## What is required
The entries below contain pictures. Retype everything except those pictures, exactly as given.

----- Input material

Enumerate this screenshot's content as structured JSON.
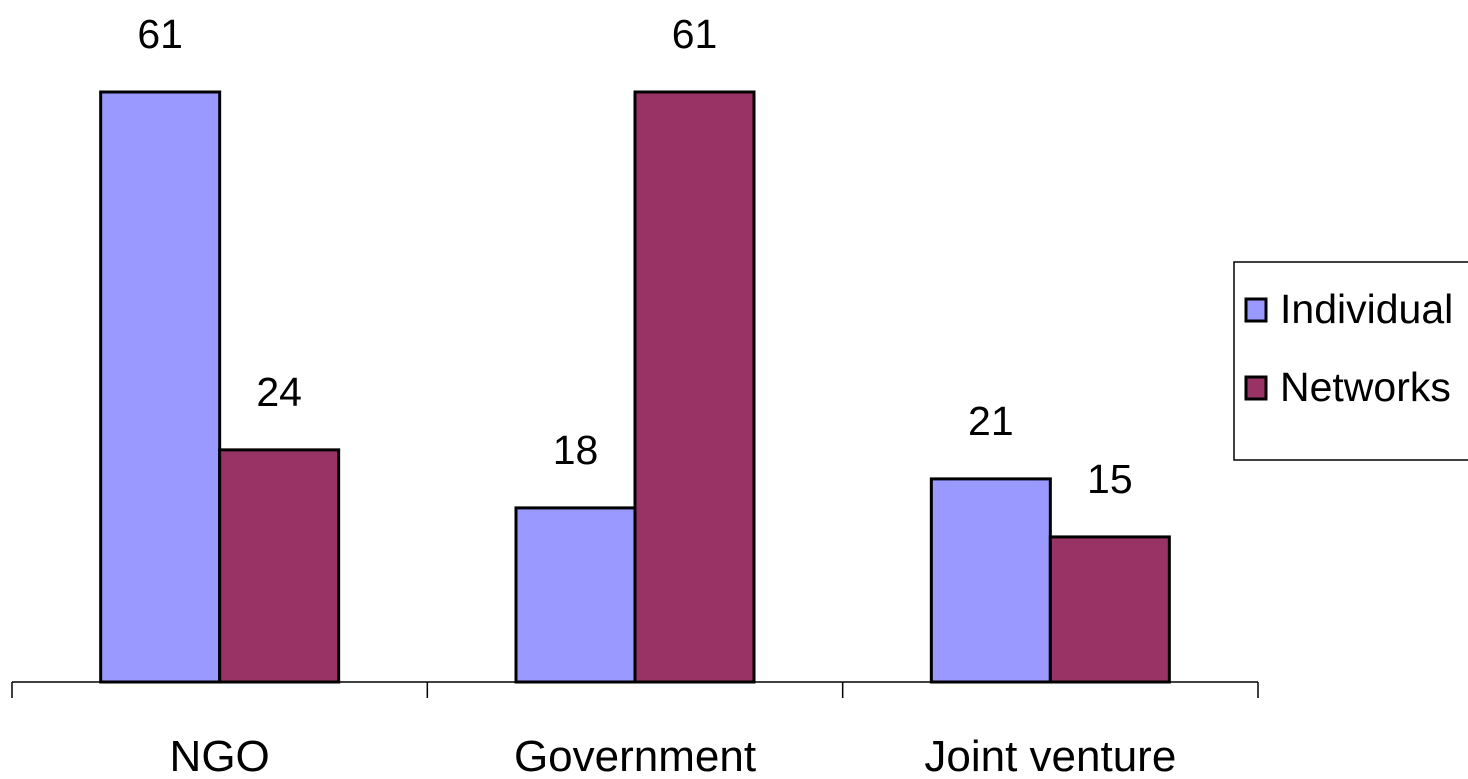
{
  "chart_data": {
    "type": "bar",
    "categories": [
      "NGO",
      "Government",
      "Joint venture"
    ],
    "series": [
      {
        "name": "Individual",
        "values": [
          61,
          18,
          21
        ],
        "color": "#9999ff"
      },
      {
        "name": "Networks",
        "values": [
          24,
          61,
          15
        ],
        "color": "#993366"
      }
    ],
    "ylim": [
      0,
      61
    ],
    "grid": false,
    "data_labels": true,
    "legend_position": "right"
  }
}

----------

## Result of the task
Enumerate this screenshot's content as structured JSON.
{
  "chart_data": {
    "type": "bar",
    "categories": [
      "NGO",
      "Government",
      "Joint venture"
    ],
    "series": [
      {
        "name": "Individual",
        "values": [
          61,
          18,
          21
        ],
        "color": "#9999ff"
      },
      {
        "name": "Networks",
        "values": [
          24,
          61,
          15
        ],
        "color": "#993366"
      }
    ],
    "ylim": [
      0,
      61
    ],
    "grid": false,
    "data_labels": true,
    "legend_position": "right"
  }
}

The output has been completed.